• [What to do] State only the number of lines that include "difference".

= = =

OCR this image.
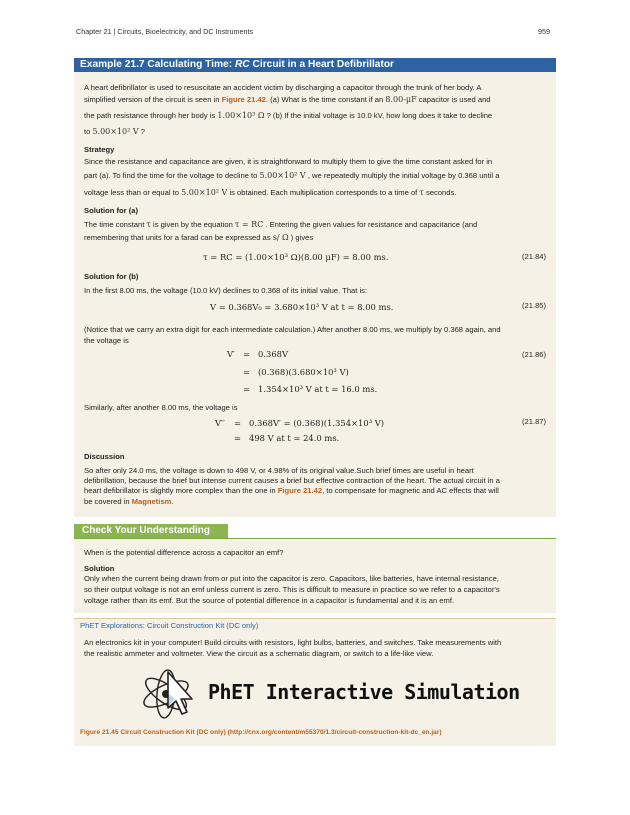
Chapter 21 | Circuits, Bioelectricity, and DC Instruments	959
Example 21.7 Calculating Time: RC Circuit in a Heart Defibrillator
A heart defibrillator is used to resuscitate an accident victim by discharging a capacitor through the trunk of her body. A
simplified version of the circuit is seen in Figure 21.42. (a) What is the time constant if an 8.00-μF capacitor is used and
the path resistance through her body is 1.00×10³ Ω ? (b) If the initial voltage is 10.0 kV, how long does it take to decline
to 5.00×10² V ?
Strategy
Since the resistance and capacitance are given, it is straightforward to multiply them to give the time constant asked for in
part (a). To find the time for the voltage to decline to 5.00×10² V , we repeatedly multiply the initial voltage by 0.368 until a
voltage less than or equal to 5.00×10² V is obtained. Each multiplication corresponds to a time of τ seconds.
Solution for (a)
The time constant τ is given by the equation τ = RC . Entering the given values for resistance and capacitance (and
remembering that units for a farad can be expressed as s/ Ω ) gives
τ = RC = (1.00×10³ Ω)(8.00 μF) = 8.00 ms.	(21.84)
Solution for (b)
In the first 8.00 ms, the voltage (10.0 kV) declines to 0.368 of its initial value. That is:
V = 0.368V₀ = 3.680×10³ V at t = 8.00 ms.	(21.85)
(Notice that we carry an extra digit for each intermediate calculation.) After another 8.00 ms, we multiply by 0.368 again, and
the voltage is
V′ = 0.368V
= (0.368)(3.680×10³ V)
= 1.354×10³ V at t = 16.0 ms.
(21.86)
Similarly, after another 8.00 ms, the voltage is
V′′ = 0.368V′ = (0.368)(1.354×10³ V)
= 498 V at t = 24.0 ms.
(21.87)
Discussion
So after only 24.0 ms, the voltage is down to 498 V, or 4.98% of its original value.Such brief times are useful in heart
defibrillation, because the brief but intense current causes a brief but effective contraction of the heart. The actual circuit in a
heart defibrillator is slightly more complex than the one in Figure 21.42, to compensate for magnetic and AC effects that will
be covered in Magnetism.
Check Your Understanding
When is the potential difference across a capacitor an emf?
Solution
Only when the current being drawn from or put into the capacitor is zero. Capacitors, like batteries, have internal resistance,
so their output voltage is not an emf unless current is zero. This is difficult to measure in practice so we refer to a capacitor's
voltage rather than its emf. But the source of potential difference in a capacitor is fundamental and it is an emf.
PhET Explorations: Circuit Construction Kit (DC only)
An electronics kit in your computer! Build circuits with resistors, light bulbs, batteries, and switches. Take measurements with
the realistic ammeter and voltmeter. View the circuit as a schematic diagram, or switch to a life-like view.
PhET Interactive Simulation
Figure 21.45 Circuit Construction Kit (DC only) (http://cnx.org/content/m55370/1.3/circuit-construction-kit-dc_en.jar)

= = =

• [Solution for this exercise] 2